Actions to take>
1/ Repeat word for word the part of the gravy thread starting with "I like my gravy" and going on through "ice cream, but.".
2/ In the gravy thread, what does one poster offer to cook for the 10min-caramelized-onion-deniers?

Quoted text>

Making gravy.

Yes, a wooden spoon is required, for some reason. It’s not possible to carmelize onions in 10 minutes is it? The whole point is to gently coax the onion to give up the sweet stuff. Dim lights, some soft music, you get the idea… :wink:

Ah, somebody didn’t read the thread very carefully.

:mad: Haha, well I’ve been arguing the opposite. It’s entirely possible!:stuck_out_tongue: jack a beer, blast some rock’n’roll, high heat and attention!

Oh well, any of you 10min-caramelized-onion-deniers, I’ll cook you delicious french onion soup if you provide transportation.

I like my gravy thinner, but since I make the roux in the roasting pan, sometimes I end up with a gravy that’s too thick. I add a broth made from the neck and giblets. Yum!

Yes, I freely admit that. I thought I would, when I actually attempted the ten minute, ah, technique. This batch turned out fine. Carmelized onions taste great with about anything. Haven’t tried them on ice cream, but.

Data extract>
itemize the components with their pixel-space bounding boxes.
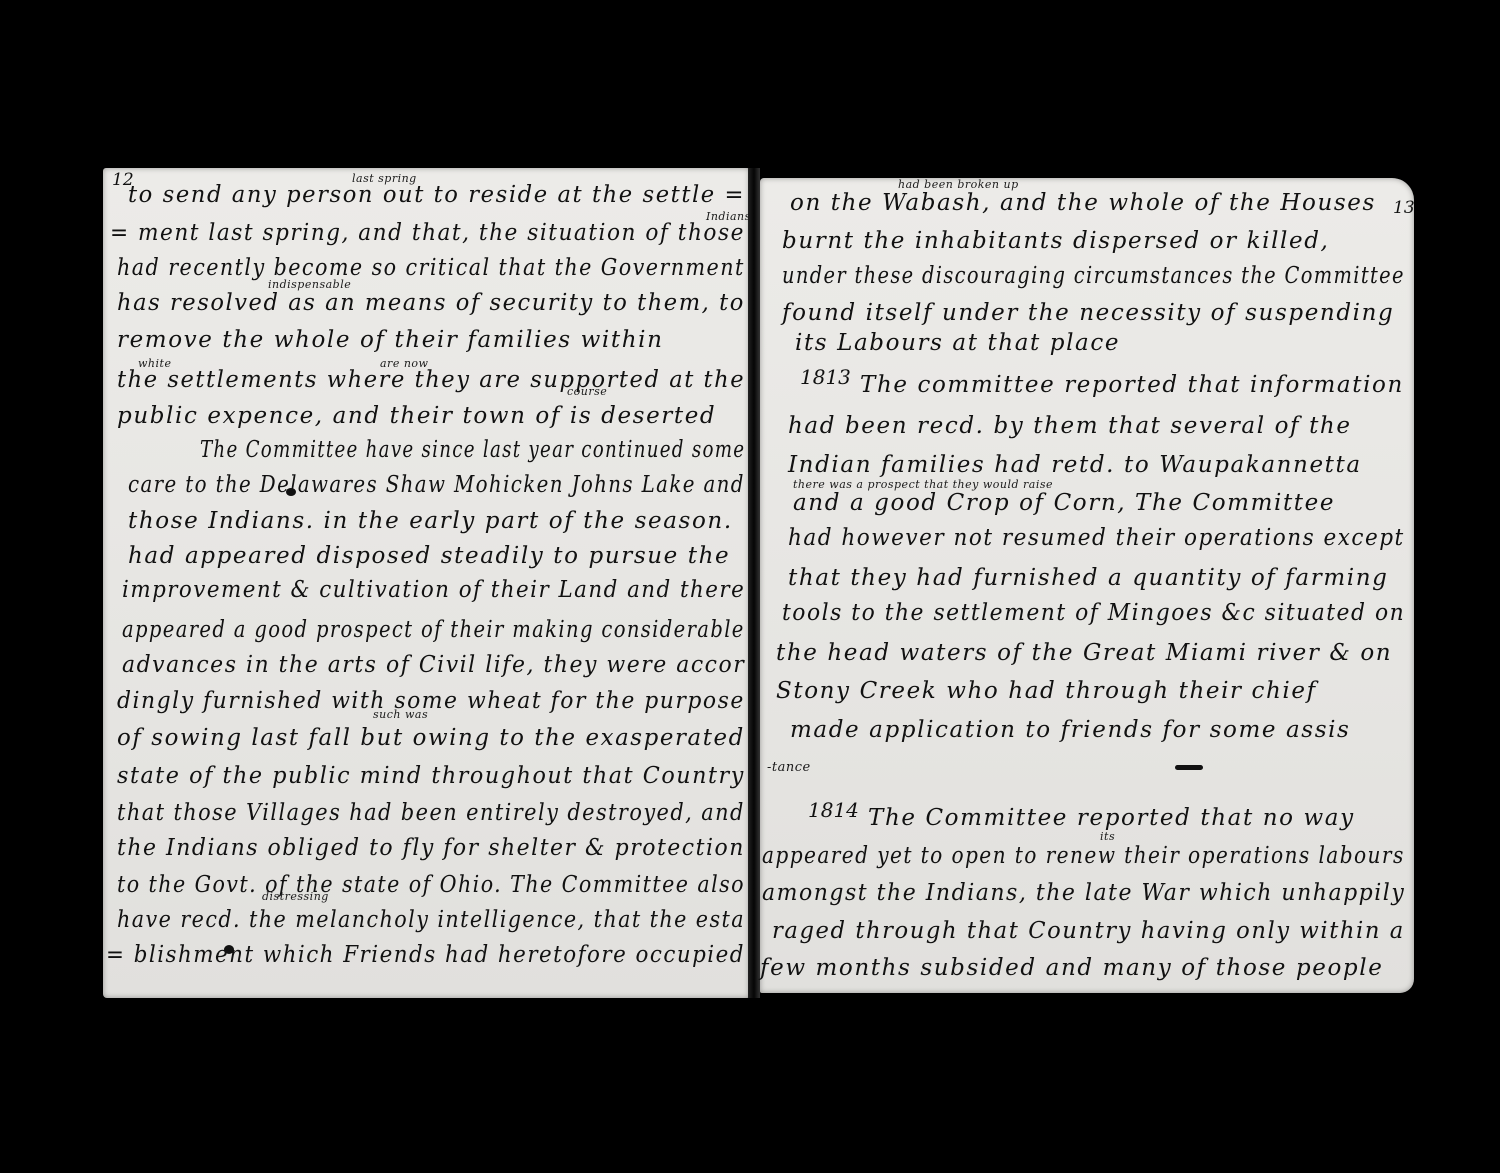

Answers in order>
1/
I like my gravy thinner, but since I make the roux in the roasting pan, sometimes I end up with a gravy that’s too thick. I add a broth made from the neck and giblets. Yum!

Yes, I freely admit that. I thought I would, when I actually attempted the ten minute, ah, technique. This batch turned out fine. Carmelized onions taste great with about anything. Haven’t tried them on ice cream, but.

2/ French onion soup, if they provide transportation.